■ Stated task
Report every line from the material that contains the word "Member".

■ The records
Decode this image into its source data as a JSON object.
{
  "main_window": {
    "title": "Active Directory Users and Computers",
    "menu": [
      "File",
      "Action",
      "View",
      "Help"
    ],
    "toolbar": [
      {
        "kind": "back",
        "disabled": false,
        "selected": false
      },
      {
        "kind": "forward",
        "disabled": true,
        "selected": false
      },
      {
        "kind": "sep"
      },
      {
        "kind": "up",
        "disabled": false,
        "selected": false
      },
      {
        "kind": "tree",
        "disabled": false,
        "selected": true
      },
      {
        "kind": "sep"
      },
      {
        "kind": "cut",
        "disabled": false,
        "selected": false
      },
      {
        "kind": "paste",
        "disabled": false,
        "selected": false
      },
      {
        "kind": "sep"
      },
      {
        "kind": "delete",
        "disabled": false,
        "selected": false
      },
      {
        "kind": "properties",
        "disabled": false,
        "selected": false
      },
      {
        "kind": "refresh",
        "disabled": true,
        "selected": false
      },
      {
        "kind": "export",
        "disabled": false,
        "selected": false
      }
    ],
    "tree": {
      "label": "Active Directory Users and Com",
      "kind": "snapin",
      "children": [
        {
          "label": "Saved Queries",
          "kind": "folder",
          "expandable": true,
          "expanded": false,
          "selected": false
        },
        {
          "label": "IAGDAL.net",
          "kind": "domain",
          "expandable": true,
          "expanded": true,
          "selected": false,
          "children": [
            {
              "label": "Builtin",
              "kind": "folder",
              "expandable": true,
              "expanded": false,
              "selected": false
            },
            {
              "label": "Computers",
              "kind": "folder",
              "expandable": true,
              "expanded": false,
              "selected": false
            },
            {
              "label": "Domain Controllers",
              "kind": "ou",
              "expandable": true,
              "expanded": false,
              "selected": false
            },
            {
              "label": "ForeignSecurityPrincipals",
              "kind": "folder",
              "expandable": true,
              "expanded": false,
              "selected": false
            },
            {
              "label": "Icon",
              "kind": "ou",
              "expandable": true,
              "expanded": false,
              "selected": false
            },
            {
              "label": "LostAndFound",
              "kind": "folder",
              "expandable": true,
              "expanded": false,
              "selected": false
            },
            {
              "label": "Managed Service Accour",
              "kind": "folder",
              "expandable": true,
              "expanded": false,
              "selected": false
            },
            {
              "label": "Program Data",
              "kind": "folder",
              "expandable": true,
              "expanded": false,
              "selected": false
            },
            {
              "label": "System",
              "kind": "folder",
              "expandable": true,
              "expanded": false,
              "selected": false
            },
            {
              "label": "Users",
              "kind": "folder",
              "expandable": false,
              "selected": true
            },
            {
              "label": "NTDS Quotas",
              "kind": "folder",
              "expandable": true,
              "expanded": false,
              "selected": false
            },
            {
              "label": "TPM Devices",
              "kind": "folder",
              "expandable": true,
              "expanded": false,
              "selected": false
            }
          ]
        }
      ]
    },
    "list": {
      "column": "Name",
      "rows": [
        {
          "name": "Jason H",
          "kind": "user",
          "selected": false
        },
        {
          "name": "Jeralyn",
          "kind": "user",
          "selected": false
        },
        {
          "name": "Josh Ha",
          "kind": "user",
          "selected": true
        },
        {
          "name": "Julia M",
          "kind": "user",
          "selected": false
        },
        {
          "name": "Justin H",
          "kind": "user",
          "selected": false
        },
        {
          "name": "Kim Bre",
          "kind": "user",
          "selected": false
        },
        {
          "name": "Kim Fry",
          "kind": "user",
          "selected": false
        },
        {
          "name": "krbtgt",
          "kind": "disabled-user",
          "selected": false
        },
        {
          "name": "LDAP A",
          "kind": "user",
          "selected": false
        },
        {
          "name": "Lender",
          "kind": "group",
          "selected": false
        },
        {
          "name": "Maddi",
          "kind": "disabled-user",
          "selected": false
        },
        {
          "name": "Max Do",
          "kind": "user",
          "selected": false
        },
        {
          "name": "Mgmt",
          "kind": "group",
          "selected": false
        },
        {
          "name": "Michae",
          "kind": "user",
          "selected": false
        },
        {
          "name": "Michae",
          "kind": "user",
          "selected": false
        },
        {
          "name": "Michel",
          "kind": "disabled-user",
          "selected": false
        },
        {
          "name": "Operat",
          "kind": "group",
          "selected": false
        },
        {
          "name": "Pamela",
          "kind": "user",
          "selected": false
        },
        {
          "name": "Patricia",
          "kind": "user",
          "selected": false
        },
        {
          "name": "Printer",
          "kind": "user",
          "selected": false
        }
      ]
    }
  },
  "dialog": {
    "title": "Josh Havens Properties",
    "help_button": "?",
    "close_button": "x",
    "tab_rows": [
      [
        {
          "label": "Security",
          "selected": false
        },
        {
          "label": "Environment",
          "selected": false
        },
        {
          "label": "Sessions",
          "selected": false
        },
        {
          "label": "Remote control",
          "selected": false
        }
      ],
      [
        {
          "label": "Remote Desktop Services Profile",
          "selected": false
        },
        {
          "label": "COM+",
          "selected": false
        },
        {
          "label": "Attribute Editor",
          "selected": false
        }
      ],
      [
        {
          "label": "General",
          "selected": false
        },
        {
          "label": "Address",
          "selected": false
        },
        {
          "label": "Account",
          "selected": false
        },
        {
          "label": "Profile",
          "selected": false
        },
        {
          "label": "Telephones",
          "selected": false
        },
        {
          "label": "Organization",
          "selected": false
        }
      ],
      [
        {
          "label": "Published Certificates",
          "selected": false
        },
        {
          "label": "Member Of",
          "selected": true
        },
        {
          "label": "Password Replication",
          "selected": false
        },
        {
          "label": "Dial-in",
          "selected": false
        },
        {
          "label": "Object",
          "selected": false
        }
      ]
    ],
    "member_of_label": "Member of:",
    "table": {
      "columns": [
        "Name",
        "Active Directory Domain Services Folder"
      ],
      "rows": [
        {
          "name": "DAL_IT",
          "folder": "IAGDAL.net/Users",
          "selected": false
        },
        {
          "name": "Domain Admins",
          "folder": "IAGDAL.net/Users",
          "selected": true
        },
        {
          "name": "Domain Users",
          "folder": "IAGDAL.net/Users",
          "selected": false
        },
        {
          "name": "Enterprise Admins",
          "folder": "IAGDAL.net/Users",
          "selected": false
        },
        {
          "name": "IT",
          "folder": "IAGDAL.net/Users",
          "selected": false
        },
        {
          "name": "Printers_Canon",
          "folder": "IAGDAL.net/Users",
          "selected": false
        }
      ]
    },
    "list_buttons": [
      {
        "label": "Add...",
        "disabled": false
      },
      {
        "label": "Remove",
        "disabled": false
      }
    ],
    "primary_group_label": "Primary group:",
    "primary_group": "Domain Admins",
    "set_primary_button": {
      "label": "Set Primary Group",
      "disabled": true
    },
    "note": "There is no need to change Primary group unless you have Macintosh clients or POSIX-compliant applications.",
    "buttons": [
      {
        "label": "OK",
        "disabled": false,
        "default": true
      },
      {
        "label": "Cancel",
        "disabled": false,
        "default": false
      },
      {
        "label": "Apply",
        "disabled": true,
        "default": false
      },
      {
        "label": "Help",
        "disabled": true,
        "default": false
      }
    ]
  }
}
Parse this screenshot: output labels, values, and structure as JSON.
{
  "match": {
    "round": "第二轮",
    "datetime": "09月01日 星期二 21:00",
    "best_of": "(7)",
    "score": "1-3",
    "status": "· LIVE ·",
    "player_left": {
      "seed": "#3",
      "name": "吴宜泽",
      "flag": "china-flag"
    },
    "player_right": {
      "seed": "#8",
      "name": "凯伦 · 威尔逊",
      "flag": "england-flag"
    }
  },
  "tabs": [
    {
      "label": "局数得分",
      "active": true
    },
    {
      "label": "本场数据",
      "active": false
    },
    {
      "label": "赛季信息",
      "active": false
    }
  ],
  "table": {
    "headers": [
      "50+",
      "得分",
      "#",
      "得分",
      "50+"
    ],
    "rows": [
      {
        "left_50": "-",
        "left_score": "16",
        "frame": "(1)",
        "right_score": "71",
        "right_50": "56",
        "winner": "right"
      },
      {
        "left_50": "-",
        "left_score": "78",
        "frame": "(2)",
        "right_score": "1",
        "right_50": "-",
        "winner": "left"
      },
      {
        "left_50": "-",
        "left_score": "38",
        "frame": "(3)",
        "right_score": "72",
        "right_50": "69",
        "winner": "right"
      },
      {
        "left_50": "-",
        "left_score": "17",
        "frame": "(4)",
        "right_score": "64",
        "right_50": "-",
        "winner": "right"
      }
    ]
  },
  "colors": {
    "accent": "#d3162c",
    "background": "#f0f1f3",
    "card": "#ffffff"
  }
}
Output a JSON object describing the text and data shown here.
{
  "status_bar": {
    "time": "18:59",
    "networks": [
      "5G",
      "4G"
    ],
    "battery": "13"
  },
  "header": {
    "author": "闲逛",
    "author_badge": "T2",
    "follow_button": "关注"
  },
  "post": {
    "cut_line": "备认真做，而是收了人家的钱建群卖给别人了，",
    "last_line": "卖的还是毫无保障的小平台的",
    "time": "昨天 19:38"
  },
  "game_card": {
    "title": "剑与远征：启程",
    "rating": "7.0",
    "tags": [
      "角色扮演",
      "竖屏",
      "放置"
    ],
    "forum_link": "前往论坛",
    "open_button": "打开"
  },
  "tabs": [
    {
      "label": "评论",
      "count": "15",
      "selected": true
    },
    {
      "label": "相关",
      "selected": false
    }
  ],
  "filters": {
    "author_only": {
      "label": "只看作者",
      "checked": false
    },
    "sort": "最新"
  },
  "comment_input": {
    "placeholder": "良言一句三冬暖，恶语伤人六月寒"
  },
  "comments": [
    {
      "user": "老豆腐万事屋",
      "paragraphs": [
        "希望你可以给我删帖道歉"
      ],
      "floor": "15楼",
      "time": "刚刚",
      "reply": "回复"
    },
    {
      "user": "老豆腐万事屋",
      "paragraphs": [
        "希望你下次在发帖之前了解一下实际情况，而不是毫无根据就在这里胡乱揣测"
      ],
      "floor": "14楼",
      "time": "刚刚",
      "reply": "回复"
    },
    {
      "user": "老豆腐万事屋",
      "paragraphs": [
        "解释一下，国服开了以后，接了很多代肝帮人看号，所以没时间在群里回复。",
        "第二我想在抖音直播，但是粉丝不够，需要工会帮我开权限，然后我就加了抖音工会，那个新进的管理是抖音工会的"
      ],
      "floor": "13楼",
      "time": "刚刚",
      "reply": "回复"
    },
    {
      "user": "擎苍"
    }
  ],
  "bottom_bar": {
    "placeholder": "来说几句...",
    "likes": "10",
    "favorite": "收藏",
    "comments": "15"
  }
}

■ The answer
          "label": "Member Of",
    "member_of_label": "Member of:",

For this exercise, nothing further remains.